Return the count of lines that mention "miopes", with no other words.

----------------

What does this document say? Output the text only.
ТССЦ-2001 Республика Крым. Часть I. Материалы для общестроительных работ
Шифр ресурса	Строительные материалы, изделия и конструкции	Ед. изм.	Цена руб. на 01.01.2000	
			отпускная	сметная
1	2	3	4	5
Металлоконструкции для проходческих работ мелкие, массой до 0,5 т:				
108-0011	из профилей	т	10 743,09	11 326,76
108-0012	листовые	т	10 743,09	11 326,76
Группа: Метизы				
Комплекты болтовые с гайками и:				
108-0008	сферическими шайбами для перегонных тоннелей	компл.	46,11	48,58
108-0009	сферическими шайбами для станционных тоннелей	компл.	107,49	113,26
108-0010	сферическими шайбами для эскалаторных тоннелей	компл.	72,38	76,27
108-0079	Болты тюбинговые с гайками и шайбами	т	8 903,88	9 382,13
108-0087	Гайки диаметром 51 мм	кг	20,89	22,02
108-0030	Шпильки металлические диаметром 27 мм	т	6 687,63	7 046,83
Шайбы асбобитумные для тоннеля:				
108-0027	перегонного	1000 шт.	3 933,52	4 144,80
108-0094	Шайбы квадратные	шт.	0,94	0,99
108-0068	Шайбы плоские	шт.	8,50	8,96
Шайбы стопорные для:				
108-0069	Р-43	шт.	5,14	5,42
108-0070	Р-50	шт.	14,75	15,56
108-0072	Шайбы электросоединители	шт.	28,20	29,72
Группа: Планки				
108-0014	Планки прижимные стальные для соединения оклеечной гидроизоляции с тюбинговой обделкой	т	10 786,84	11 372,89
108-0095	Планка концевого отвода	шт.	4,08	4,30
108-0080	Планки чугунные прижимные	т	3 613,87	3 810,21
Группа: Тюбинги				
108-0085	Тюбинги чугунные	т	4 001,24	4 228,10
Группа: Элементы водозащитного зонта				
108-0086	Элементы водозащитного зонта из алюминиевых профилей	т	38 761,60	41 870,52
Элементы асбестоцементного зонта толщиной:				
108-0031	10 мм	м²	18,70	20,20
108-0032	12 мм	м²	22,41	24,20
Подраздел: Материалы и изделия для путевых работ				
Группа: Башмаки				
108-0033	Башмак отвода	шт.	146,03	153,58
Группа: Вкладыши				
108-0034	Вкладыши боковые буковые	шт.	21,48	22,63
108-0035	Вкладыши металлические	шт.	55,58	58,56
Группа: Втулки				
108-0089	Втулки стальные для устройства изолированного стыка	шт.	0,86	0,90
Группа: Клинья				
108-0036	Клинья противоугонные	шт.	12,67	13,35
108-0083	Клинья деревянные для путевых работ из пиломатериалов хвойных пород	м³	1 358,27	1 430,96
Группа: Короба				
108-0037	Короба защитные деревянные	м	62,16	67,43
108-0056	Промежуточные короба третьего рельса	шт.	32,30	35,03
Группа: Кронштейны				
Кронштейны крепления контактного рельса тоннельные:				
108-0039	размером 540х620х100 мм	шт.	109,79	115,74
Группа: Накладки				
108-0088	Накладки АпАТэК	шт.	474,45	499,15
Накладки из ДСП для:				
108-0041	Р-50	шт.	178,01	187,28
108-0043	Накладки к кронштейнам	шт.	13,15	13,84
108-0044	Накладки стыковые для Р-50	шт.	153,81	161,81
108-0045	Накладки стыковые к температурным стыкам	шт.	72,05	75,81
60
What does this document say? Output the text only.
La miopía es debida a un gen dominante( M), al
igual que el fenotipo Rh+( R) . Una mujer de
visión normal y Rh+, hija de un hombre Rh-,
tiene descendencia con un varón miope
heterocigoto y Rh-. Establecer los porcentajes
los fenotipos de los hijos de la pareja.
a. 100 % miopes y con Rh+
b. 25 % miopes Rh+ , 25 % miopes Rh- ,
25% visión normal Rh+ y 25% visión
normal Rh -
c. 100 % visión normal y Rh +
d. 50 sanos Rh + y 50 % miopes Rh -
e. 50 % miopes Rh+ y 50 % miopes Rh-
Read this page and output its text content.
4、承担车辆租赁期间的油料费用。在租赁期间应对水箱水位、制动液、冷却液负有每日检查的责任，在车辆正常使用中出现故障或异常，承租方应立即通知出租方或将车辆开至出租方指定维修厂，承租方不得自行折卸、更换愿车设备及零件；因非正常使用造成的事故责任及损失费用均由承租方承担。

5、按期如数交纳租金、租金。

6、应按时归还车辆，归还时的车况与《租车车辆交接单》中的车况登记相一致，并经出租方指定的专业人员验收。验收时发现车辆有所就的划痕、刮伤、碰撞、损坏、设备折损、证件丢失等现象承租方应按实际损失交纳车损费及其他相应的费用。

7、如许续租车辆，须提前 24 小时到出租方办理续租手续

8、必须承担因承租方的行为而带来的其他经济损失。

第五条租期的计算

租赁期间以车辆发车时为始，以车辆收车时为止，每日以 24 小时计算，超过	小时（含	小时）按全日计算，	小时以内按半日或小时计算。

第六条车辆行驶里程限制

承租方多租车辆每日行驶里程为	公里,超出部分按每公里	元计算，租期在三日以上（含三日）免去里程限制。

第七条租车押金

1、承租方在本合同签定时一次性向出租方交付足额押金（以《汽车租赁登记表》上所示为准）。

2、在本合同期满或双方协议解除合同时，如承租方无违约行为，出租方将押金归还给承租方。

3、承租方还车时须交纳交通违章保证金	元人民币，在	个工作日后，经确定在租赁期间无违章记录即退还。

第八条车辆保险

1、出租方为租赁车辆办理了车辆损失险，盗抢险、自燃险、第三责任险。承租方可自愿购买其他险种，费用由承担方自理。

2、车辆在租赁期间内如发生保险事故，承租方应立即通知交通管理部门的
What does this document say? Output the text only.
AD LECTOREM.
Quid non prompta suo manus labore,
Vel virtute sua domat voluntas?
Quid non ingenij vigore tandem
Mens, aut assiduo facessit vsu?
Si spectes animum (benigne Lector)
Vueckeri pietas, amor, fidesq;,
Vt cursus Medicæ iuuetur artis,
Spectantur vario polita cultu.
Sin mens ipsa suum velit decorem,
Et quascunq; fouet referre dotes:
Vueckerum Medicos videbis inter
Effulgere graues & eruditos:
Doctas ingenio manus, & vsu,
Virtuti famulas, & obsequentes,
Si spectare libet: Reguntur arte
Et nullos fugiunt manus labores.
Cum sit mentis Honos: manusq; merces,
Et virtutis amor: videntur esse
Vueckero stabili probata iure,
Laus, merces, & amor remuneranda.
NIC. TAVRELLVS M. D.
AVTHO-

----------------

Result below: 4